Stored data

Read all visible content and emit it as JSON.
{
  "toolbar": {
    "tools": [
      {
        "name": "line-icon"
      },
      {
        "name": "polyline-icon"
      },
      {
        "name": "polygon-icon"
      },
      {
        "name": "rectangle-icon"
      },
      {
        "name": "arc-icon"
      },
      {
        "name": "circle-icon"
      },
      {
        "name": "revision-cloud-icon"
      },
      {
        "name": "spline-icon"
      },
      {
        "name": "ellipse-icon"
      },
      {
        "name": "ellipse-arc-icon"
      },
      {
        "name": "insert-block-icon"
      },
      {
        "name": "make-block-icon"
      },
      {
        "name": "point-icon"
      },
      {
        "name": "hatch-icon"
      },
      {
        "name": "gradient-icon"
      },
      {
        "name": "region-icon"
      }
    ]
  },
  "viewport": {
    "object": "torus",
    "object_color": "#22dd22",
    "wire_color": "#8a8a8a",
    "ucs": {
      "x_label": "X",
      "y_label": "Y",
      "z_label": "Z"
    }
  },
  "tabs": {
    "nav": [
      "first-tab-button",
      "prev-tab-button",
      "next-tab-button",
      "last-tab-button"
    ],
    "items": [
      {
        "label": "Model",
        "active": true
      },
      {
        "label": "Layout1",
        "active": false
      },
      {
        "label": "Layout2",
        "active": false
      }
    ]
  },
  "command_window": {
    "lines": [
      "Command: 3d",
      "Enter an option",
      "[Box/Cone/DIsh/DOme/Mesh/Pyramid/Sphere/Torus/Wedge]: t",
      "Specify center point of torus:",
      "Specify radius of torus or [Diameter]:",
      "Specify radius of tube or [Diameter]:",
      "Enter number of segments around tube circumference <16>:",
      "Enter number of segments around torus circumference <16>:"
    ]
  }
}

==

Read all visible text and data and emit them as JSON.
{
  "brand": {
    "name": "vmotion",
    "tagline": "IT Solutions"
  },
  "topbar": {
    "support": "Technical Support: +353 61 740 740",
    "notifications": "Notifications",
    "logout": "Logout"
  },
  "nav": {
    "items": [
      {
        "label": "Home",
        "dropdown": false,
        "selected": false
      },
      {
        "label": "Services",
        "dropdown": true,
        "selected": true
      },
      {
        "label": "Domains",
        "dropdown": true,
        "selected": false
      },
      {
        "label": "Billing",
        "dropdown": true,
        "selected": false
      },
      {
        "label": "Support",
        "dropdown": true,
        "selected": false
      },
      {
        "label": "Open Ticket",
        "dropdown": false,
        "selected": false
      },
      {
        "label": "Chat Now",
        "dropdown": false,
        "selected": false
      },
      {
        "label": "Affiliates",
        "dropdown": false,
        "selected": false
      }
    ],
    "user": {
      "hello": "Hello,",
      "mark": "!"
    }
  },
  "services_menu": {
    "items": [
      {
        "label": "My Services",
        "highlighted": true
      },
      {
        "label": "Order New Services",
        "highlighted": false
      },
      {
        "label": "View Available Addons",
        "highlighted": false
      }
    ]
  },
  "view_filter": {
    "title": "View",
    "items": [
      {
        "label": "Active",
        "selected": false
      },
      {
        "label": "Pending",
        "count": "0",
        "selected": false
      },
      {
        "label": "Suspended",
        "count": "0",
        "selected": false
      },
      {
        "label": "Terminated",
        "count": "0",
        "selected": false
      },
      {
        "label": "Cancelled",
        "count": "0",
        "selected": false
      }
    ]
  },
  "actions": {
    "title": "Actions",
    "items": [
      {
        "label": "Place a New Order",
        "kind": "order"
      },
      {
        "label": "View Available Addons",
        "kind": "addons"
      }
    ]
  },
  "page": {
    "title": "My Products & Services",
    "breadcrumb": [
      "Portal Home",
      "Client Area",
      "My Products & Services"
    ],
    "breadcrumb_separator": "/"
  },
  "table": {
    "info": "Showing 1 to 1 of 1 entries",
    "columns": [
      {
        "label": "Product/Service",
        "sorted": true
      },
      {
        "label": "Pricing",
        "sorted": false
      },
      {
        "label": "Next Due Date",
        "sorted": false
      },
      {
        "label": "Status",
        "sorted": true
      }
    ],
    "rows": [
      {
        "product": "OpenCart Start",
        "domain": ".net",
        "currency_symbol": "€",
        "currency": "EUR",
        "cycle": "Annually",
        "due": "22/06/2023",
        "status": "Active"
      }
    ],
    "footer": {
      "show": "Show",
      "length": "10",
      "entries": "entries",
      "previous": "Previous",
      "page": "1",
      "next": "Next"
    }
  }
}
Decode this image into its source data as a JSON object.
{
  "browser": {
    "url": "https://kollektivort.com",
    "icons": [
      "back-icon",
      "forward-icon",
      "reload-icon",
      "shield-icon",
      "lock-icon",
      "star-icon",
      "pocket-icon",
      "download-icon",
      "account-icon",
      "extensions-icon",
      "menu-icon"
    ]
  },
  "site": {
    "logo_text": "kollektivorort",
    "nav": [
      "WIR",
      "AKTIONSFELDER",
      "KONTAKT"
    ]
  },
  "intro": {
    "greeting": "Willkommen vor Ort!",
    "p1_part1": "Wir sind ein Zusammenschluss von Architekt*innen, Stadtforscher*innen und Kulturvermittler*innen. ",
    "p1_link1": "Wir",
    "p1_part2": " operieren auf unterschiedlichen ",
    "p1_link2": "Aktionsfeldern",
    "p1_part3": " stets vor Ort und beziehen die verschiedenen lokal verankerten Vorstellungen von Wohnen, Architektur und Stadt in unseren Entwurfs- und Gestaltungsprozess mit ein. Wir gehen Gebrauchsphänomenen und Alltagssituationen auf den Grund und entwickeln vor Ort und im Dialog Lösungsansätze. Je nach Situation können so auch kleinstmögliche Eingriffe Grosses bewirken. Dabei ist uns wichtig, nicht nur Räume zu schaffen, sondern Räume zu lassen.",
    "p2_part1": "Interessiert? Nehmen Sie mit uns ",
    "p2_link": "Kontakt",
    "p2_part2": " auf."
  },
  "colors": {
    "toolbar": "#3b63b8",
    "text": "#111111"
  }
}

_REQUIREMENT_
Using the listing above, show each line holding the string "tube".

_EXERCISE ANSWER_
      "Specify radius of tube or [Diameter]:",
      "Enter number of segments around tube circumference <16>:",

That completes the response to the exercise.